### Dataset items
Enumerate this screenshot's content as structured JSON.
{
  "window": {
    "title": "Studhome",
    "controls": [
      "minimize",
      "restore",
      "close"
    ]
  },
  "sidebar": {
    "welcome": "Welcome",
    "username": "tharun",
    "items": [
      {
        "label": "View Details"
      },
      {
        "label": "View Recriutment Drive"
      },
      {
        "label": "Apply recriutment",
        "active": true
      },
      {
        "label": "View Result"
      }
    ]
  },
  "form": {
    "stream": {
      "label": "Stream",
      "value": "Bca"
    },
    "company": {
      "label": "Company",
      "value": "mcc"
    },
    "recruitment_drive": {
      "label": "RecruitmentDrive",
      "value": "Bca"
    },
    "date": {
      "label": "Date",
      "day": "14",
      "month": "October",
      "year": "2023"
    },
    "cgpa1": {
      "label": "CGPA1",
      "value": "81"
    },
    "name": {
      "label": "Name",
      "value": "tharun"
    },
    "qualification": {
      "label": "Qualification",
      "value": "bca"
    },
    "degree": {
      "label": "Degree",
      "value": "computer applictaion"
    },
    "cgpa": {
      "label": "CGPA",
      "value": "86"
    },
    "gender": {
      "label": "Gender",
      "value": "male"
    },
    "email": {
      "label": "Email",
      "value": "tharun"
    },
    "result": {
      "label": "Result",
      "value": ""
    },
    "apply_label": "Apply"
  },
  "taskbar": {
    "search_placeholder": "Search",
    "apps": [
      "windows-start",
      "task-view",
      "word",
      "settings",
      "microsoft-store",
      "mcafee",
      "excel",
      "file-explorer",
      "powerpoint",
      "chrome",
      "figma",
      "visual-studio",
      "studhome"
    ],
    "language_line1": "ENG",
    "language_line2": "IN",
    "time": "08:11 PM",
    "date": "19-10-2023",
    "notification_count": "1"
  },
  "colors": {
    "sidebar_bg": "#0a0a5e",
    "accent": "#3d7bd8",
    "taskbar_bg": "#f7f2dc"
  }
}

### YOUR INSTRUCTIONS
Using the entries above, please restate each one word for word.

### SOLUTION TO THIS TASK
Enumerate this screenshot's content as structured JSON.
{
  "window": {
    "title": "Studhome",
    "controls": [
      "minimize",
      "restore",
      "close"
    ]
  },
  "sidebar": {
    "welcome": "Welcome",
    "username": "tharun",
    "items": [
      {
        "label": "View Details"
      },
      {
        "label": "View Recriutment Drive"
      },
      {
        "label": "Apply recriutment",
        "active": true
      },
      {
        "label": "View Result"
      }
    ]
  },
  "form": {
    "stream": {
      "label": "Stream",
      "value": "Bca"
    },
    "company": {
      "label": "Company",
      "value": "mcc"
    },
    "recruitment_drive": {
      "label": "RecruitmentDrive",
      "value": "Bca"
    },
    "date": {
      "label": "Date",
      "day": "14",
      "month": "October",
      "year": "2023"
    },
    "cgpa1": {
      "label": "CGPA1",
      "value": "81"
    },
    "name": {
      "label": "Name",
      "value": "tharun"
    },
    "qualification": {
      "label": "Qualification",
      "value": "bca"
    },
    "degree": {
      "label": "Degree",
      "value": "computer applictaion"
    },
    "cgpa": {
      "label": "CGPA",
      "value": "86"
    },
    "gender": {
      "label": "Gender",
      "value": "male"
    },
    "email": {
      "label": "Email",
      "value": "tharun"
    },
    "result": {
      "label": "Result",
      "value": ""
    },
    "apply_label": "Apply"
  },
  "taskbar": {
    "search_placeholder": "Search",
    "apps": [
      "windows-start",
      "task-view",
      "word",
      "settings",
      "microsoft-store",
      "mcafee",
      "excel",
      "file-explorer",
      "powerpoint",
      "chrome",
      "figma",
      "visual-studio",
      "studhome"
    ],
    "language_line1": "ENG",
    "language_line2": "IN",
    "time": "08:11 PM",
    "date": "19-10-2023",
    "notification_count": "1"
  },
  "colors": {
    "sidebar_bg": "#0a0a5e",
    "accent": "#3d7bd8",
    "taskbar_bg": "#f7f2dc"
  }
}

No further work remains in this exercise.